== Rows ==
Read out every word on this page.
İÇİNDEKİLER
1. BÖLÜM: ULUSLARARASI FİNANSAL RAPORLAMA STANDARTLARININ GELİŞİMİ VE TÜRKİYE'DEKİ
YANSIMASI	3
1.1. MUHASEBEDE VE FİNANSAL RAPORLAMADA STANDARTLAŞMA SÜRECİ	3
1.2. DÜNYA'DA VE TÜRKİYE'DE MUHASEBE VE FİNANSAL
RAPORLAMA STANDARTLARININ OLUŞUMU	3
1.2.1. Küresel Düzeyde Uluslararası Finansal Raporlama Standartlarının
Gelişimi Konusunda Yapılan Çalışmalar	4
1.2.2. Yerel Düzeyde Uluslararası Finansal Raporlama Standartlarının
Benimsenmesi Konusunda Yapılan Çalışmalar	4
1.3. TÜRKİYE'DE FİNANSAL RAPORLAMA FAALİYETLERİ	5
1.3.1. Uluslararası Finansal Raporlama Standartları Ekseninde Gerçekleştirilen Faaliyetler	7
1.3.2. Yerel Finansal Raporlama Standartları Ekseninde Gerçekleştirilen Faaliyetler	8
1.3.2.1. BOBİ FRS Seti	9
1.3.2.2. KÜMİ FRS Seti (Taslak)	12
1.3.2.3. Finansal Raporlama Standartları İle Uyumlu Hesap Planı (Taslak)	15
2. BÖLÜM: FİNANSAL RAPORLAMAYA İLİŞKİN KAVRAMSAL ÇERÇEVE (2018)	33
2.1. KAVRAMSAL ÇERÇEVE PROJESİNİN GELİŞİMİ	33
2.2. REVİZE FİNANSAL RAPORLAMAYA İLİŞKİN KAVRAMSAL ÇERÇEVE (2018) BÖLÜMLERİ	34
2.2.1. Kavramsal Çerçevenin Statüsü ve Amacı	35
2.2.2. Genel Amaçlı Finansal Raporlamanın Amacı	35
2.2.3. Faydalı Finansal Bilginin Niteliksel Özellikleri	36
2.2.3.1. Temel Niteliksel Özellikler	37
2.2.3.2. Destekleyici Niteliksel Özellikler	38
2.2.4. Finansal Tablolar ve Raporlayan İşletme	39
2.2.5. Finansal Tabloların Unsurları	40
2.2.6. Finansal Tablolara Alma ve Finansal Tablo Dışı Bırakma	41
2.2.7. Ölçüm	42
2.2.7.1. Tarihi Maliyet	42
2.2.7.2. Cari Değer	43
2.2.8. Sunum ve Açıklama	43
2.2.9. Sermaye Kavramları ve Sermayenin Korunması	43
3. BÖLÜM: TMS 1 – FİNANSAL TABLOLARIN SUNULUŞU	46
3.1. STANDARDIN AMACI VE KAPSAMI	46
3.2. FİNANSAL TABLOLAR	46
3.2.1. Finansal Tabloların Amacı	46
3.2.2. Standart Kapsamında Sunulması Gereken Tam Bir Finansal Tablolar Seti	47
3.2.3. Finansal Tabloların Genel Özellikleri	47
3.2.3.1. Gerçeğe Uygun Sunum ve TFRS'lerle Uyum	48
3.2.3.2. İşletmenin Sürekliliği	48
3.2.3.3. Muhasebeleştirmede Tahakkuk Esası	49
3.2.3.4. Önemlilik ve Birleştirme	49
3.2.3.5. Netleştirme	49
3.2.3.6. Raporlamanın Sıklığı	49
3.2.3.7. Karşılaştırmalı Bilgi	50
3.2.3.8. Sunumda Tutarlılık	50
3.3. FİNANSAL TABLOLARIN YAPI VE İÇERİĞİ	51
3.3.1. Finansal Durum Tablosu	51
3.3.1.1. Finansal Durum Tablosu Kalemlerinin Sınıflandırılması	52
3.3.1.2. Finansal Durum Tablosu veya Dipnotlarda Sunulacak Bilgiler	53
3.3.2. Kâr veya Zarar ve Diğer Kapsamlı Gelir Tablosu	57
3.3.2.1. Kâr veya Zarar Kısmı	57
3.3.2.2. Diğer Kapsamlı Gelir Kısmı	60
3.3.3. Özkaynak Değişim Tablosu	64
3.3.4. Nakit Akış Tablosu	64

== Exercise requirements ==
Select the lines in this material that hold the word "GELİŞİMİ", leaving none out.

== Response ==
1. BÖLÜM: ULUSLARARASI FİNANSAL RAPORLAMA STANDARTLARININ GELİŞİMİ VE TÜRKİYE'DEKİ
2.1. KAVRAMSAL ÇERÇEVE PROJESİNİN GELİŞİMİ	33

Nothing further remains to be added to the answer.